>> start INPUT FOR THIS TASK

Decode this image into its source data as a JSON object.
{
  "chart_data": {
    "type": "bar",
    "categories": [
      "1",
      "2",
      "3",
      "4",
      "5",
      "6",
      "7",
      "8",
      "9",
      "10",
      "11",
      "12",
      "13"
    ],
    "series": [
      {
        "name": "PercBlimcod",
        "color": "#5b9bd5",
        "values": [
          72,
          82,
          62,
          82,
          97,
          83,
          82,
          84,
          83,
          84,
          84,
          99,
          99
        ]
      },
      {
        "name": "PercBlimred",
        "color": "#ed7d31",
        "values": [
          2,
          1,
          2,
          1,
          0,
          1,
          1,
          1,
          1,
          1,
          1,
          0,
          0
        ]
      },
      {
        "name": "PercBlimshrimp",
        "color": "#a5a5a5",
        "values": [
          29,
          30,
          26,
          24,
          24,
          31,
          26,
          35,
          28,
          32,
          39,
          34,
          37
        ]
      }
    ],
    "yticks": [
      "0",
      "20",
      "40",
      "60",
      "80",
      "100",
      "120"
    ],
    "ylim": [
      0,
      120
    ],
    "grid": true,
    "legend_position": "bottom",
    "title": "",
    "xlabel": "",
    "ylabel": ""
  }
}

>> end INPUT FOR THIS TASK

_SHORT PROBLEM_
All of the data must be returned exactly.

_RESULT OF THE TASK_
Decode this image into its source data as a JSON object.
{
  "chart_data": {
    "type": "bar",
    "categories": [
      "1",
      "2",
      "3",
      "4",
      "5",
      "6",
      "7",
      "8",
      "9",
      "10",
      "11",
      "12",
      "13"
    ],
    "series": [
      {
        "name": "PercBlimcod",
        "color": "#5b9bd5",
        "values": [
          72,
          82,
          62,
          82,
          97,
          83,
          82,
          84,
          83,
          84,
          84,
          99,
          99
        ]
      },
      {
        "name": "PercBlimred",
        "color": "#ed7d31",
        "values": [
          2,
          1,
          2,
          1,
          0,
          1,
          1,
          1,
          1,
          1,
          1,
          0,
          0
        ]
      },
      {
        "name": "PercBlimshrimp",
        "color": "#a5a5a5",
        "values": [
          29,
          30,
          26,
          24,
          24,
          31,
          26,
          35,
          28,
          32,
          39,
          34,
          37
        ]
      }
    ],
    "yticks": [
      "0",
      "20",
      "40",
      "60",
      "80",
      "100",
      "120"
    ],
    "ylim": [
      0,
      120
    ],
    "grid": true,
    "legend_position": "bottom",
    "title": "",
    "xlabel": "",
    "ylabel": ""
  }
}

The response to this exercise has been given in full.